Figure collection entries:

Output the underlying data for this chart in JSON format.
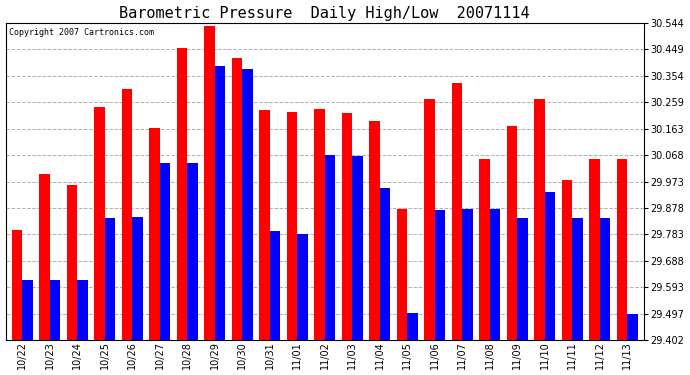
{
  "title": "Barometric Pressure  Daily High/Low  20071114",
  "copyright": "Copyright 2007 Cartronics.com",
  "dates": [
    "10/22",
    "10/23",
    "10/24",
    "10/25",
    "10/26",
    "10/27",
    "10/28",
    "10/29",
    "10/30",
    "10/31",
    "11/01",
    "11/02",
    "11/03",
    "11/04",
    "11/05",
    "11/06",
    "11/07",
    "11/08",
    "11/09",
    "11/10",
    "11/11",
    "11/12",
    "11/13"
  ],
  "highs": [
    29.8,
    30.0,
    29.96,
    30.24,
    30.305,
    30.165,
    30.455,
    30.535,
    30.42,
    30.23,
    30.225,
    30.235,
    30.22,
    30.19,
    29.875,
    30.27,
    30.33,
    30.055,
    30.175,
    30.27,
    29.98,
    30.055,
    30.055
  ],
  "lows": [
    29.62,
    29.617,
    29.617,
    29.84,
    29.845,
    30.04,
    30.04,
    30.39,
    30.38,
    29.795,
    29.785,
    30.07,
    30.065,
    29.95,
    29.5,
    29.87,
    29.875,
    29.875,
    29.84,
    29.935,
    29.84,
    29.84,
    29.497
  ],
  "ylim_min": 29.402,
  "ylim_max": 30.544,
  "yticks": [
    29.402,
    29.497,
    29.593,
    29.688,
    29.783,
    29.878,
    29.973,
    30.068,
    30.163,
    30.259,
    30.354,
    30.449,
    30.544
  ],
  "high_color": "#ff0000",
  "low_color": "#0000ff",
  "bg_color": "#ffffff",
  "grid_color": "#b0b0b0",
  "bar_width": 0.38,
  "title_fontsize": 11
}
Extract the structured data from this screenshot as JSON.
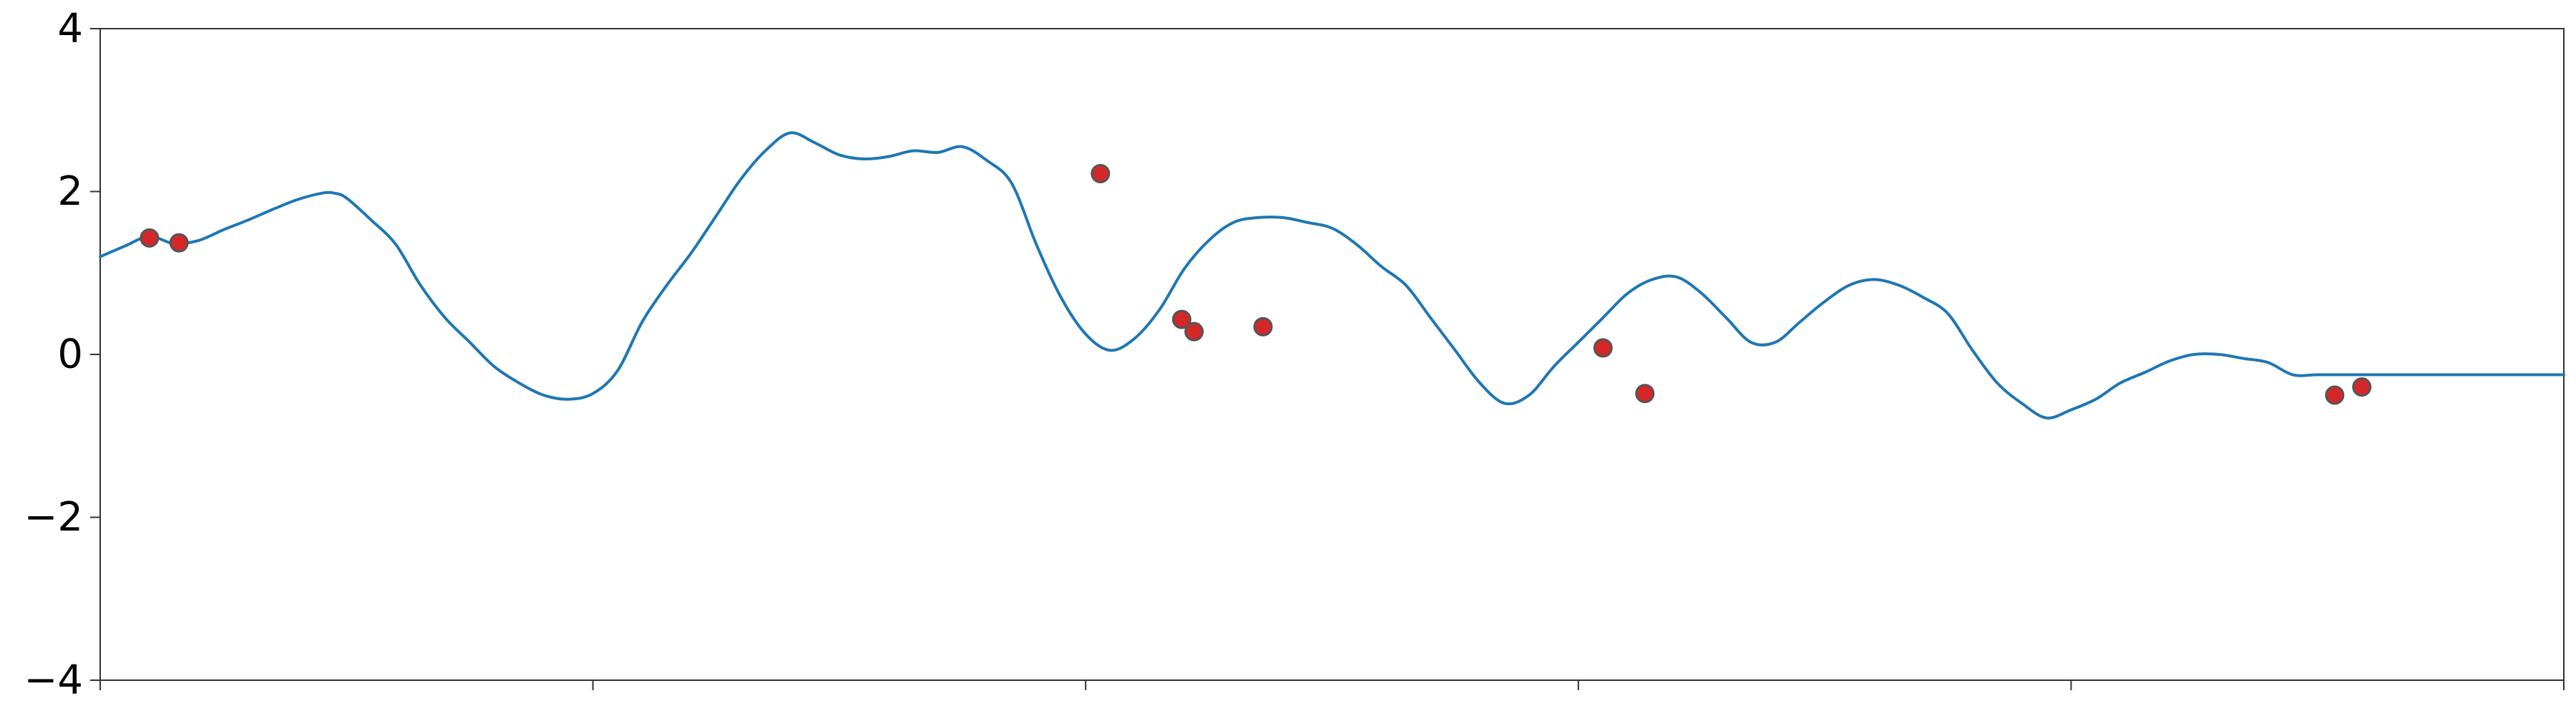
{
  "chart_data": {
    "type": "line",
    "title": "",
    "xlabel": "",
    "ylabel": "",
    "xlim": [
      0,
      1
    ],
    "ylim": [
      -4,
      4
    ],
    "x_ticks": [
      0,
      0.2,
      0.4,
      0.6,
      0.8,
      1.0
    ],
    "x_tick_labels_visible": false,
    "y_ticks": [
      4,
      2,
      0,
      -2,
      -4
    ],
    "y_tick_labels": [
      "4",
      "2",
      "0",
      "−2",
      "−4"
    ],
    "grid": false,
    "legend": "none",
    "line_color": "#1f77b4",
    "marker_fill": "#d62728",
    "marker_edge": "#555555",
    "series": [
      {
        "kind": "line",
        "x": [
          0.0,
          0.01,
          0.02,
          0.03,
          0.04,
          0.05,
          0.06,
          0.07,
          0.08,
          0.09,
          0.095,
          0.1,
          0.11,
          0.12,
          0.13,
          0.14,
          0.15,
          0.16,
          0.17,
          0.18,
          0.19,
          0.2,
          0.21,
          0.22,
          0.23,
          0.24,
          0.25,
          0.26,
          0.27,
          0.28,
          0.29,
          0.3,
          0.31,
          0.32,
          0.33,
          0.34,
          0.35,
          0.36,
          0.37,
          0.38,
          0.39,
          0.4,
          0.41,
          0.42,
          0.43,
          0.44,
          0.45,
          0.46,
          0.47,
          0.48,
          0.49,
          0.5,
          0.51,
          0.52,
          0.53,
          0.54,
          0.55,
          0.56,
          0.57,
          0.58,
          0.59,
          0.6,
          0.61,
          0.62,
          0.63,
          0.64,
          0.65,
          0.66,
          0.67,
          0.68,
          0.69,
          0.7,
          0.71,
          0.72,
          0.73,
          0.74,
          0.75,
          0.76,
          0.77,
          0.78,
          0.79,
          0.8,
          0.81,
          0.82,
          0.83,
          0.84,
          0.85,
          0.86,
          0.87,
          0.88,
          0.89,
          0.9,
          0.91,
          0.92,
          0.93,
          0.94,
          0.95,
          0.96,
          0.97,
          0.98,
          0.99,
          1.0
        ],
        "y": [
          1.2,
          1.33,
          1.45,
          1.36,
          1.4,
          1.53,
          1.65,
          1.78,
          1.9,
          1.98,
          1.98,
          1.92,
          1.65,
          1.35,
          0.85,
          0.45,
          0.15,
          -0.15,
          -0.35,
          -0.5,
          -0.55,
          -0.48,
          -0.2,
          0.4,
          0.85,
          1.25,
          1.7,
          2.15,
          2.5,
          2.72,
          2.6,
          2.45,
          2.4,
          2.43,
          2.5,
          2.48,
          2.55,
          2.38,
          2.1,
          1.35,
          0.7,
          0.25,
          0.05,
          0.2,
          0.55,
          1.05,
          1.4,
          1.62,
          1.68,
          1.68,
          1.62,
          1.55,
          1.35,
          1.08,
          0.85,
          0.45,
          0.05,
          -0.35,
          -0.6,
          -0.5,
          -0.15,
          0.15,
          0.45,
          0.75,
          0.92,
          0.95,
          0.75,
          0.45,
          0.15,
          0.15,
          0.4,
          0.65,
          0.85,
          0.92,
          0.85,
          0.7,
          0.5,
          0.05,
          -0.35,
          -0.6,
          -0.78,
          -0.68,
          -0.55,
          -0.35,
          -0.22,
          -0.08,
          0.0,
          0.0,
          -0.05,
          -0.1,
          -0.25,
          -0.25,
          -0.25,
          -0.25,
          -0.25,
          -0.25,
          -0.25,
          -0.25,
          -0.25,
          -0.25,
          -0.25,
          -0.25
        ]
      },
      {
        "kind": "scatter",
        "x": [
          0.02,
          0.032,
          0.406,
          0.439,
          0.444,
          0.472,
          0.61,
          0.627,
          0.907,
          0.918
        ],
        "y": [
          1.43,
          1.37,
          2.22,
          0.43,
          0.28,
          0.34,
          0.08,
          -0.48,
          -0.5,
          -0.4
        ]
      }
    ]
  }
}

#### Description of the task
Within the listing above, copy each line that has the string "this".

#### Output
Output the underlying data for this chart in JSON format.
Extract the structured data from this screenshot as JSON.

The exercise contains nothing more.